Short task:
Each entry must be given again exactly; images do not belong in the copy.

(A run of records)
'''

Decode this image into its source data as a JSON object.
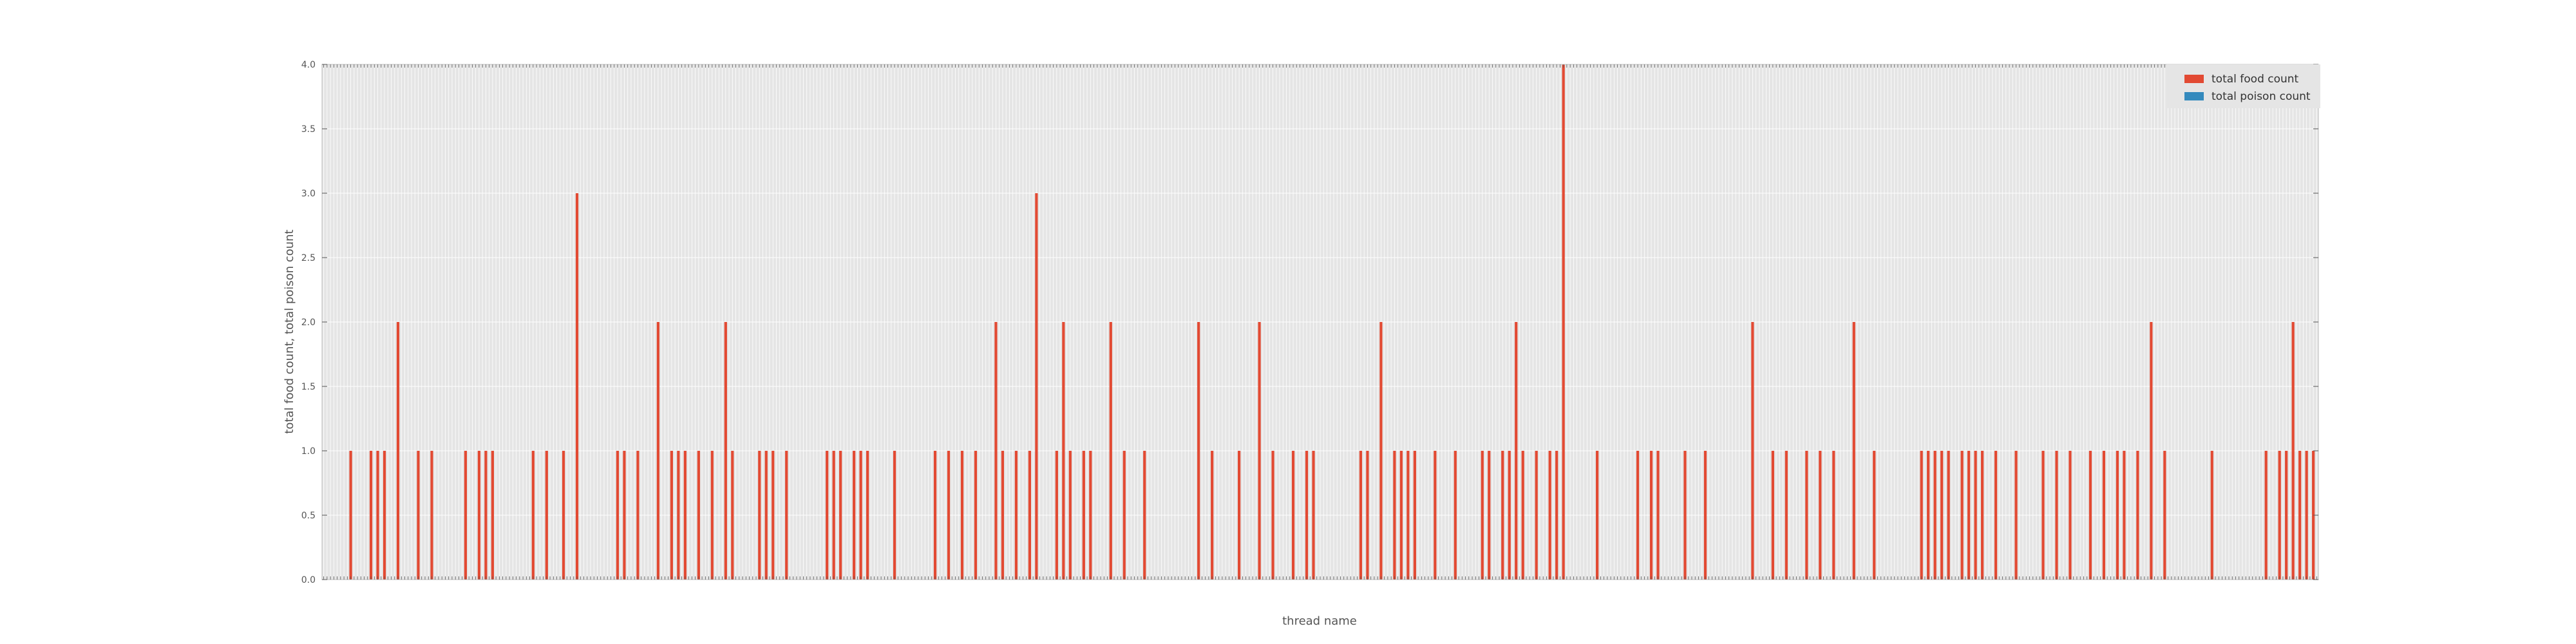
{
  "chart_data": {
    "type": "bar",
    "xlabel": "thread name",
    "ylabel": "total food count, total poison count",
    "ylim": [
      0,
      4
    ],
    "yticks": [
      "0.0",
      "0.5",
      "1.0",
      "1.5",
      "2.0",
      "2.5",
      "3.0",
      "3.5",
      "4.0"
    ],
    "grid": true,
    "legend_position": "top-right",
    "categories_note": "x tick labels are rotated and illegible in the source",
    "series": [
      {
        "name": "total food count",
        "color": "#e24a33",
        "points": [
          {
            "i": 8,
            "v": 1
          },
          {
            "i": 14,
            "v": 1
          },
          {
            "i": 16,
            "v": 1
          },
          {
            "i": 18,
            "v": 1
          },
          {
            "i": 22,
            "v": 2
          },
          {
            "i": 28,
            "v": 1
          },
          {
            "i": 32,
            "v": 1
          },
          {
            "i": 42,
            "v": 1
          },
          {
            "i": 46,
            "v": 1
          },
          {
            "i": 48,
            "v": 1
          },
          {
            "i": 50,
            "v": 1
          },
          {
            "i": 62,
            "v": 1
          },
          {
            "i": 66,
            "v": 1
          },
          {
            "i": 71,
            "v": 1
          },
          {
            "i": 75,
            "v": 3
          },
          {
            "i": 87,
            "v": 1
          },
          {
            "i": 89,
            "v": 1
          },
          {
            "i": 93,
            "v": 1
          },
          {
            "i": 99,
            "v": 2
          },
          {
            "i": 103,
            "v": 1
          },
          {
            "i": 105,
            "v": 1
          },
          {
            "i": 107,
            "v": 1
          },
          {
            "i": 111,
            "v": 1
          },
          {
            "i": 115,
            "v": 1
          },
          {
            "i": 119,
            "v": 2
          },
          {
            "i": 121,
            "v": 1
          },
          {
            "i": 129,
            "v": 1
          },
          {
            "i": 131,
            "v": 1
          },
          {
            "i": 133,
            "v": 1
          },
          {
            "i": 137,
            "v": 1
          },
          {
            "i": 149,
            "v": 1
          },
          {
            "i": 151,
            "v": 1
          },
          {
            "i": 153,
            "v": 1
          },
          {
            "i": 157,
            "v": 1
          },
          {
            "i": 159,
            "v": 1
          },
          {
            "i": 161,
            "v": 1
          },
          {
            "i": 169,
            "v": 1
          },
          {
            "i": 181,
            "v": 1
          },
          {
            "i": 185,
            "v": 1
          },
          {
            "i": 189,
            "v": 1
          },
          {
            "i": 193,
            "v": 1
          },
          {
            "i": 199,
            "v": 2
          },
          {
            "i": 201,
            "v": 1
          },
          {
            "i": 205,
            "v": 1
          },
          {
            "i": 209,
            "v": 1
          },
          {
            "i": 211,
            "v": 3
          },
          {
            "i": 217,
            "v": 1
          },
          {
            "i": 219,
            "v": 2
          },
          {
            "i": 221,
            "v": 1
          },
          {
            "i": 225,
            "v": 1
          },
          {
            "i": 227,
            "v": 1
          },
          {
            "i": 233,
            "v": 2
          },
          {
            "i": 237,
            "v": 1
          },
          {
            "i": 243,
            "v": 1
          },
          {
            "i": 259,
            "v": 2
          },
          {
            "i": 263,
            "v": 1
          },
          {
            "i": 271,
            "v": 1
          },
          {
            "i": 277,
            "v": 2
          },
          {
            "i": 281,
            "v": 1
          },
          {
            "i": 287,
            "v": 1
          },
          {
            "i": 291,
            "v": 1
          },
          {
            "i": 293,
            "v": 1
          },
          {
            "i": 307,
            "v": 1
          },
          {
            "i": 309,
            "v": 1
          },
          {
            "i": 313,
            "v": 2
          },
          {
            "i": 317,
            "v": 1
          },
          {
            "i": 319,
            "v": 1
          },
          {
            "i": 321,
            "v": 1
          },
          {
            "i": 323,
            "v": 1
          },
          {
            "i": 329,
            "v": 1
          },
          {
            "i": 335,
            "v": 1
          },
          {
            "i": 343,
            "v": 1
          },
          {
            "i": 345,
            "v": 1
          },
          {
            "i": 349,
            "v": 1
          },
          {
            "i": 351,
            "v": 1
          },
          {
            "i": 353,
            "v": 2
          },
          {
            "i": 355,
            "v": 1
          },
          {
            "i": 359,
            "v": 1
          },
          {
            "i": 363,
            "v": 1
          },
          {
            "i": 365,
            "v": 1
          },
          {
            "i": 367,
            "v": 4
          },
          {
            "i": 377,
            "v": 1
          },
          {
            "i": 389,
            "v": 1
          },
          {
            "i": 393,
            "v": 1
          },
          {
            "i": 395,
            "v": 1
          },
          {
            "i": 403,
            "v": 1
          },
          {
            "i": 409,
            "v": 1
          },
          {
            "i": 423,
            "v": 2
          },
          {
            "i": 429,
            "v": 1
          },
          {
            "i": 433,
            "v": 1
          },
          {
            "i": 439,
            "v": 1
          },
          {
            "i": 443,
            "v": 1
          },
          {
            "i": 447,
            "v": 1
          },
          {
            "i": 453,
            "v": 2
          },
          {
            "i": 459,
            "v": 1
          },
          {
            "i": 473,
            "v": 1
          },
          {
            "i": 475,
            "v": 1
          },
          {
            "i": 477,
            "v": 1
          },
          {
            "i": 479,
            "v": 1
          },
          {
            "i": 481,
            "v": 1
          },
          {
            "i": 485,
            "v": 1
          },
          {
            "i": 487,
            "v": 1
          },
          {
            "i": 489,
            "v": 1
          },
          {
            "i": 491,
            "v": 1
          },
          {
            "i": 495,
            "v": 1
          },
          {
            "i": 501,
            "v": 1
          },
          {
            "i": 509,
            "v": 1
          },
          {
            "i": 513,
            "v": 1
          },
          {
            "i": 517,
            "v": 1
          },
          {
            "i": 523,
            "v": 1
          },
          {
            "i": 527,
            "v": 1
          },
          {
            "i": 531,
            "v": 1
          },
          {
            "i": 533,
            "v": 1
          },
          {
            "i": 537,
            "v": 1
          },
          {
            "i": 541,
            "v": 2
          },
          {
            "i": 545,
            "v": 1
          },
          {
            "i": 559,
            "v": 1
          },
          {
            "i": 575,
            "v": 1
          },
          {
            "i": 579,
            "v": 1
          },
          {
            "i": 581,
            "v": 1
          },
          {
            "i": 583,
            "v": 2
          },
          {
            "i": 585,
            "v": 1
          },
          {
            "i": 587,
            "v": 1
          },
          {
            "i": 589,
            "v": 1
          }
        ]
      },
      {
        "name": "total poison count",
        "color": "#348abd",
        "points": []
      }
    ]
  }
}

'''

Exercise result:
Decode this image into its source data as a JSON object.
{
  "chart_data": {
    "type": "bar",
    "xlabel": "thread name",
    "ylabel": "total food count, total poison count",
    "ylim": [
      0,
      4
    ],
    "yticks": [
      "0.0",
      "0.5",
      "1.0",
      "1.5",
      "2.0",
      "2.5",
      "3.0",
      "3.5",
      "4.0"
    ],
    "grid": true,
    "legend_position": "top-right",
    "categories_note": "x tick labels are rotated and illegible in the source",
    "series": [
      {
        "name": "total food count",
        "color": "#e24a33",
        "points": [
          {
            "i": 8,
            "v": 1
          },
          {
            "i": 14,
            "v": 1
          },
          {
            "i": 16,
            "v": 1
          },
          {
            "i": 18,
            "v": 1
          },
          {
            "i": 22,
            "v": 2
          },
          {
            "i": 28,
            "v": 1
          },
          {
            "i": 32,
            "v": 1
          },
          {
            "i": 42,
            "v": 1
          },
          {
            "i": 46,
            "v": 1
          },
          {
            "i": 48,
            "v": 1
          },
          {
            "i": 50,
            "v": 1
          },
          {
            "i": 62,
            "v": 1
          },
          {
            "i": 66,
            "v": 1
          },
          {
            "i": 71,
            "v": 1
          },
          {
            "i": 75,
            "v": 3
          },
          {
            "i": 87,
            "v": 1
          },
          {
            "i": 89,
            "v": 1
          },
          {
            "i": 93,
            "v": 1
          },
          {
            "i": 99,
            "v": 2
          },
          {
            "i": 103,
            "v": 1
          },
          {
            "i": 105,
            "v": 1
          },
          {
            "i": 107,
            "v": 1
          },
          {
            "i": 111,
            "v": 1
          },
          {
            "i": 115,
            "v": 1
          },
          {
            "i": 119,
            "v": 2
          },
          {
            "i": 121,
            "v": 1
          },
          {
            "i": 129,
            "v": 1
          },
          {
            "i": 131,
            "v": 1
          },
          {
            "i": 133,
            "v": 1
          },
          {
            "i": 137,
            "v": 1
          },
          {
            "i": 149,
            "v": 1
          },
          {
            "i": 151,
            "v": 1
          },
          {
            "i": 153,
            "v": 1
          },
          {
            "i": 157,
            "v": 1
          },
          {
            "i": 159,
            "v": 1
          },
          {
            "i": 161,
            "v": 1
          },
          {
            "i": 169,
            "v": 1
          },
          {
            "i": 181,
            "v": 1
          },
          {
            "i": 185,
            "v": 1
          },
          {
            "i": 189,
            "v": 1
          },
          {
            "i": 193,
            "v": 1
          },
          {
            "i": 199,
            "v": 2
          },
          {
            "i": 201,
            "v": 1
          },
          {
            "i": 205,
            "v": 1
          },
          {
            "i": 209,
            "v": 1
          },
          {
            "i": 211,
            "v": 3
          },
          {
            "i": 217,
            "v": 1
          },
          {
            "i": 219,
            "v": 2
          },
          {
            "i": 221,
            "v": 1
          },
          {
            "i": 225,
            "v": 1
          },
          {
            "i": 227,
            "v": 1
          },
          {
            "i": 233,
            "v": 2
          },
          {
            "i": 237,
            "v": 1
          },
          {
            "i": 243,
            "v": 1
          },
          {
            "i": 259,
            "v": 2
          },
          {
            "i": 263,
            "v": 1
          },
          {
            "i": 271,
            "v": 1
          },
          {
            "i": 277,
            "v": 2
          },
          {
            "i": 281,
            "v": 1
          },
          {
            "i": 287,
            "v": 1
          },
          {
            "i": 291,
            "v": 1
          },
          {
            "i": 293,
            "v": 1
          },
          {
            "i": 307,
            "v": 1
          },
          {
            "i": 309,
            "v": 1
          },
          {
            "i": 313,
            "v": 2
          },
          {
            "i": 317,
            "v": 1
          },
          {
            "i": 319,
            "v": 1
          },
          {
            "i": 321,
            "v": 1
          },
          {
            "i": 323,
            "v": 1
          },
          {
            "i": 329,
            "v": 1
          },
          {
            "i": 335,
            "v": 1
          },
          {
            "i": 343,
            "v": 1
          },
          {
            "i": 345,
            "v": 1
          },
          {
            "i": 349,
            "v": 1
          },
          {
            "i": 351,
            "v": 1
          },
          {
            "i": 353,
            "v": 2
          },
          {
            "i": 355,
            "v": 1
          },
          {
            "i": 359,
            "v": 1
          },
          {
            "i": 363,
            "v": 1
          },
          {
            "i": 365,
            "v": 1
          },
          {
            "i": 367,
            "v": 4
          },
          {
            "i": 377,
            "v": 1
          },
          {
            "i": 389,
            "v": 1
          },
          {
            "i": 393,
            "v": 1
          },
          {
            "i": 395,
            "v": 1
          },
          {
            "i": 403,
            "v": 1
          },
          {
            "i": 409,
            "v": 1
          },
          {
            "i": 423,
            "v": 2
          },
          {
            "i": 429,
            "v": 1
          },
          {
            "i": 433,
            "v": 1
          },
          {
            "i": 439,
            "v": 1
          },
          {
            "i": 443,
            "v": 1
          },
          {
            "i": 447,
            "v": 1
          },
          {
            "i": 453,
            "v": 2
          },
          {
            "i": 459,
            "v": 1
          },
          {
            "i": 473,
            "v": 1
          },
          {
            "i": 475,
            "v": 1
          },
          {
            "i": 477,
            "v": 1
          },
          {
            "i": 479,
            "v": 1
          },
          {
            "i": 481,
            "v": 1
          },
          {
            "i": 485,
            "v": 1
          },
          {
            "i": 487,
            "v": 1
          },
          {
            "i": 489,
            "v": 1
          },
          {
            "i": 491,
            "v": 1
          },
          {
            "i": 495,
            "v": 1
          },
          {
            "i": 501,
            "v": 1
          },
          {
            "i": 509,
            "v": 1
          },
          {
            "i": 513,
            "v": 1
          },
          {
            "i": 517,
            "v": 1
          },
          {
            "i": 523,
            "v": 1
          },
          {
            "i": 527,
            "v": 1
          },
          {
            "i": 531,
            "v": 1
          },
          {
            "i": 533,
            "v": 1
          },
          {
            "i": 537,
            "v": 1
          },
          {
            "i": 541,
            "v": 2
          },
          {
            "i": 545,
            "v": 1
          },
          {
            "i": 559,
            "v": 1
          },
          {
            "i": 575,
            "v": 1
          },
          {
            "i": 579,
            "v": 1
          },
          {
            "i": 581,
            "v": 1
          },
          {
            "i": 583,
            "v": 2
          },
          {
            "i": 585,
            "v": 1
          },
          {
            "i": 587,
            "v": 1
          },
          {
            "i": 589,
            "v": 1
          }
        ]
      },
      {
        "name": "total poison count",
        "color": "#348abd",
        "points": []
      }
    ]
  }
}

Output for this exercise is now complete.